§ Task to complete
Your task is to give the data again, exactly, with every line intact.

§ Input data
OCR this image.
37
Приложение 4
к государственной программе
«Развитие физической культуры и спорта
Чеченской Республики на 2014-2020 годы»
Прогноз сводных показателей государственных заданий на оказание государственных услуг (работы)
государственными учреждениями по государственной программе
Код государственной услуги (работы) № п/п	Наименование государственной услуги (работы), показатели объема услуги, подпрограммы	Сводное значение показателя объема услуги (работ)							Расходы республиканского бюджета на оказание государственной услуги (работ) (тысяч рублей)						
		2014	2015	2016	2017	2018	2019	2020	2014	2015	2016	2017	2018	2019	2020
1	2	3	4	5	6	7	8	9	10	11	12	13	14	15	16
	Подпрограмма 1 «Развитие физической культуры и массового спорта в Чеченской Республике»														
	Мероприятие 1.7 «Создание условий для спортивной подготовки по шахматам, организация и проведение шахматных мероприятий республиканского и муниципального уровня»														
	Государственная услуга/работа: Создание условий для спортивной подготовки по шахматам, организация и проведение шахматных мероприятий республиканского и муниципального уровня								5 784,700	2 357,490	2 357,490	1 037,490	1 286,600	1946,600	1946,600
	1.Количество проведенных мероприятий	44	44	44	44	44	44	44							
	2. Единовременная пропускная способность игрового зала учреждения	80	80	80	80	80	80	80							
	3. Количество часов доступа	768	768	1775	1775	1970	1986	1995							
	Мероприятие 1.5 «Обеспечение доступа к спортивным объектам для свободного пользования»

§ Finished answer
OCR this image.
37
Приложение 4
к государственной программе
«Развитие физической культуры и спорта
Чеченской Республики на 2014-2020 годы»
Прогноз сводных показателей государственных заданий на оказание государственных услуг (работы)
государственными учреждениями по государственной программе
Код государственной услуги (работы) № п/п	Наименование государственной услуги (работы), показатели объема услуги, подпрограммы	Сводное значение показателя объема услуги (работ)							Расходы республиканского бюджета на оказание государственной услуги (работ) (тысяч рублей)						
		2014	2015	2016	2017	2018	2019	2020	2014	2015	2016	2017	2018	2019	2020
1	2	3	4	5	6	7	8	9	10	11	12	13	14	15	16
	Подпрограмма 1 «Развитие физической культуры и массового спорта в Чеченской Республике»														
	Мероприятие 1.7 «Создание условий для спортивной подготовки по шахматам, организация и проведение шахматных мероприятий республиканского и муниципального уровня»														
	Государственная услуга/работа: Создание условий для спортивной подготовки по шахматам, организация и проведение шахматных мероприятий республиканского и муниципального уровня								5 784,700	2 357,490	2 357,490	1 037,490	1 286,600	1946,600	1946,600
	1.Количество проведенных мероприятий	44	44	44	44	44	44	44							
	2. Единовременная пропускная способность игрового зала учреждения	80	80	80	80	80	80	80							
	3. Количество часов доступа	768	768	1775	1775	1970	1986	1995							
	Мероприятие 1.5 «Обеспечение доступа к спортивным объектам для свободного пользования»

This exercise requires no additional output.